--- BEGIN ---

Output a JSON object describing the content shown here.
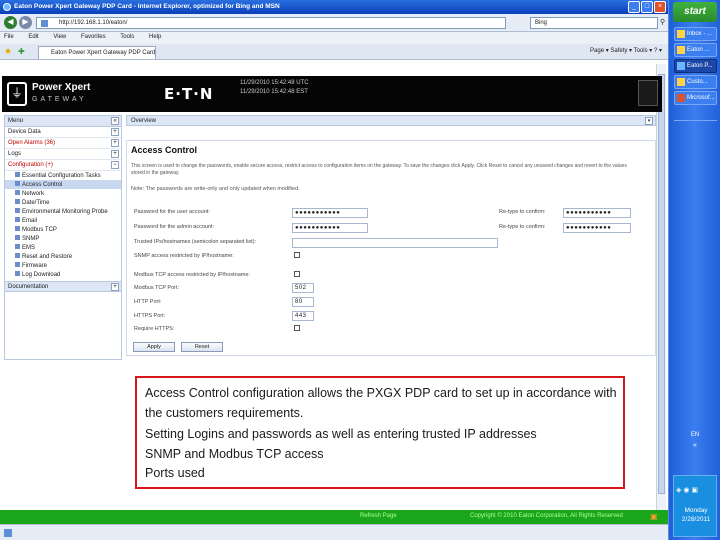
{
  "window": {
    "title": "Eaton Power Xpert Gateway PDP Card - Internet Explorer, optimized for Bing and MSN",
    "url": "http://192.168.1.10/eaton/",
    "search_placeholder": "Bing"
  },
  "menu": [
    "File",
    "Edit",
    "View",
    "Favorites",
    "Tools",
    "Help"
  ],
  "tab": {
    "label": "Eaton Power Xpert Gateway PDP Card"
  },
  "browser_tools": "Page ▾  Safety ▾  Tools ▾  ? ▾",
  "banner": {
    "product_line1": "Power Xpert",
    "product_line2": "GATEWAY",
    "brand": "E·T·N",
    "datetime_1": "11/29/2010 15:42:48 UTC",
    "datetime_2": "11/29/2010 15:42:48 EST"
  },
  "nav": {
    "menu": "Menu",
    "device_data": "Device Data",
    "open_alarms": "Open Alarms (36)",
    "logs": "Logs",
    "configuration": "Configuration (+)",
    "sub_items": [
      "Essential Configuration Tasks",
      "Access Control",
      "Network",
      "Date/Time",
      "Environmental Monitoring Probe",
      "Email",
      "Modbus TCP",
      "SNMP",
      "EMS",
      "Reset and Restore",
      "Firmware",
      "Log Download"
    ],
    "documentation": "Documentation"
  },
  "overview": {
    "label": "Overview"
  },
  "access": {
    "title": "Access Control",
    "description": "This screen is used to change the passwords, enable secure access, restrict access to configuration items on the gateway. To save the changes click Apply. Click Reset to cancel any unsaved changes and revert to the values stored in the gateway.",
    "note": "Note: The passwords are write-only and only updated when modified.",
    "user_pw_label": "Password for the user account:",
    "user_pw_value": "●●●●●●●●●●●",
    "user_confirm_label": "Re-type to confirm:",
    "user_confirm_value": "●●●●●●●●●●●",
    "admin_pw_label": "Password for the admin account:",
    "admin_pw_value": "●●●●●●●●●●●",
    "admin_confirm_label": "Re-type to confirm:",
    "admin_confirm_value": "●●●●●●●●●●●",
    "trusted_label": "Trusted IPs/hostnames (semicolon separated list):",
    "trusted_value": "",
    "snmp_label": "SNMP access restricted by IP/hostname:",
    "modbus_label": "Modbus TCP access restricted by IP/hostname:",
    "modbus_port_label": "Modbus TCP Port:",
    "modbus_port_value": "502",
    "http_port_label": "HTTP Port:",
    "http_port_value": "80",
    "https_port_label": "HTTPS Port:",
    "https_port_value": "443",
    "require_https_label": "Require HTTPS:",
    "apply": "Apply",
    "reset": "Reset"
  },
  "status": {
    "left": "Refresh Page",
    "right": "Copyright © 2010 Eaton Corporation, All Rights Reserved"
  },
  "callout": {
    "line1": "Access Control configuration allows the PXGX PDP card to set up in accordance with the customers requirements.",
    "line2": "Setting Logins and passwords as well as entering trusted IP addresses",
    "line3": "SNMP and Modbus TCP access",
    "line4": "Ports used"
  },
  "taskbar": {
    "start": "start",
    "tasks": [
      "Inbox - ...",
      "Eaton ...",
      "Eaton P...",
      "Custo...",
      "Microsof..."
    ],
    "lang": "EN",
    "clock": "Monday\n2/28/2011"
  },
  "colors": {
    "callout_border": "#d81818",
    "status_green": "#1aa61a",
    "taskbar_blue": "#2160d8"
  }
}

--- END ---
--- BEGIN ---

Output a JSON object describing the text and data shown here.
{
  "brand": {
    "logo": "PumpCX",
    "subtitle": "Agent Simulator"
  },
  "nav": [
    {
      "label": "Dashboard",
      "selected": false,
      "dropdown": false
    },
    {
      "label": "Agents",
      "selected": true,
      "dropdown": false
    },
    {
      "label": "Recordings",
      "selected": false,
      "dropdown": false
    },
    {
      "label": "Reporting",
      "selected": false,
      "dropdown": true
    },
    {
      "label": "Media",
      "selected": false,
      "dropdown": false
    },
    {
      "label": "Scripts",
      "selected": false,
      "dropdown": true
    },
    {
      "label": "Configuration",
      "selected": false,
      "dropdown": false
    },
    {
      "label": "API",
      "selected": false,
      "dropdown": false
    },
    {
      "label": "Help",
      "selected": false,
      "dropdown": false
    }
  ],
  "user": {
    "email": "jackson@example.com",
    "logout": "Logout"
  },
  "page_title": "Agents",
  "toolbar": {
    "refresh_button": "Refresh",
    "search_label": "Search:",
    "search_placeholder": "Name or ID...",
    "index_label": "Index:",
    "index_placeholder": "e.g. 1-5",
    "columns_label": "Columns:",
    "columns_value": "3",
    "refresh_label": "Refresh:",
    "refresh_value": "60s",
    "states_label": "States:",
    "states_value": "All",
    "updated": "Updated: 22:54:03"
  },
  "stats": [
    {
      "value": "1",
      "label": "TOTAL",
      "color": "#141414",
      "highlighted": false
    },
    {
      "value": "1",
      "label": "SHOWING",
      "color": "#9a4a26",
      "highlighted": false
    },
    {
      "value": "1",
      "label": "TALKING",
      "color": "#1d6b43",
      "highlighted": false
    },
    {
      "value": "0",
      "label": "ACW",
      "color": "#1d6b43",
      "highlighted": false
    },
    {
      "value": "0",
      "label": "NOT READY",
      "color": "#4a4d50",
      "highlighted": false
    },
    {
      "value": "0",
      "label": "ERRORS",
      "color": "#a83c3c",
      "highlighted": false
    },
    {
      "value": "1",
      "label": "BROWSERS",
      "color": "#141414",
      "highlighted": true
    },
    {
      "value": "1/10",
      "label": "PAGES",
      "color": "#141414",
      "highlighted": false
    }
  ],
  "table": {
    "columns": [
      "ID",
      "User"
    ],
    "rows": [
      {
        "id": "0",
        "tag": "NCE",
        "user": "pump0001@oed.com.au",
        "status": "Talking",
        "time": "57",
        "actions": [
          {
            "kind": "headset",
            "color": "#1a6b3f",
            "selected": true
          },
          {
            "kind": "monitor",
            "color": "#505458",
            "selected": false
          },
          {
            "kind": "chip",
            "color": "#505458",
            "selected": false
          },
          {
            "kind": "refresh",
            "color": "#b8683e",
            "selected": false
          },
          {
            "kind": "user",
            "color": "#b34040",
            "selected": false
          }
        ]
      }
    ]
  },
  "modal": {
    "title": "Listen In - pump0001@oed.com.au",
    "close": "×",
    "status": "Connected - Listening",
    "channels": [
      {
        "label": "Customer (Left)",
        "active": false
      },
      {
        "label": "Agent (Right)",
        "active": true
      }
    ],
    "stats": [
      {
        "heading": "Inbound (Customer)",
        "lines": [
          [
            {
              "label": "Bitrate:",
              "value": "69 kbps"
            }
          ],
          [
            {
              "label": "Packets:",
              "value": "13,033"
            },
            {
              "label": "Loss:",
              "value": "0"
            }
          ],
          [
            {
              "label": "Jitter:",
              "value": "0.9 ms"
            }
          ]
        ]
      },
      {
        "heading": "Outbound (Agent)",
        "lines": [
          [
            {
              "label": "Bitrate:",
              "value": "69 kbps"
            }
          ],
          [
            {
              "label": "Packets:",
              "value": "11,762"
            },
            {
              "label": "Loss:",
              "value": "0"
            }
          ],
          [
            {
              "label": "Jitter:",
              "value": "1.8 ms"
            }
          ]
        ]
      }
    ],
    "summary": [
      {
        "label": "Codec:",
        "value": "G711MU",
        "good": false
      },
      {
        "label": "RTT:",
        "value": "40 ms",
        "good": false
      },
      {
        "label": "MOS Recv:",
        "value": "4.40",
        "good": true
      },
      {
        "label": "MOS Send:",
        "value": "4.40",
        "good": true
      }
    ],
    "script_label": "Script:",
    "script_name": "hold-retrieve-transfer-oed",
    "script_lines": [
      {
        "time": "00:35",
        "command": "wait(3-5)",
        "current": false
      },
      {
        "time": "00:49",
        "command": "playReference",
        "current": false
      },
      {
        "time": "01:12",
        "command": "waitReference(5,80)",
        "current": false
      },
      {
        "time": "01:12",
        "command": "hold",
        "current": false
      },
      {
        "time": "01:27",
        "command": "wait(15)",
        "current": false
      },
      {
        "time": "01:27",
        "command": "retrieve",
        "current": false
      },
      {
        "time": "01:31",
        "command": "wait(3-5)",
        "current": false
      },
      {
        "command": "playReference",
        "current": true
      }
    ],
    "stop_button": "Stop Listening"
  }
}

--- END ---

» **EXERCISE GOAL**: For the listing above, give the number of lines in which the string "type" occurs, and nothing else.

» **OUTPUT OF THE TASK**: 2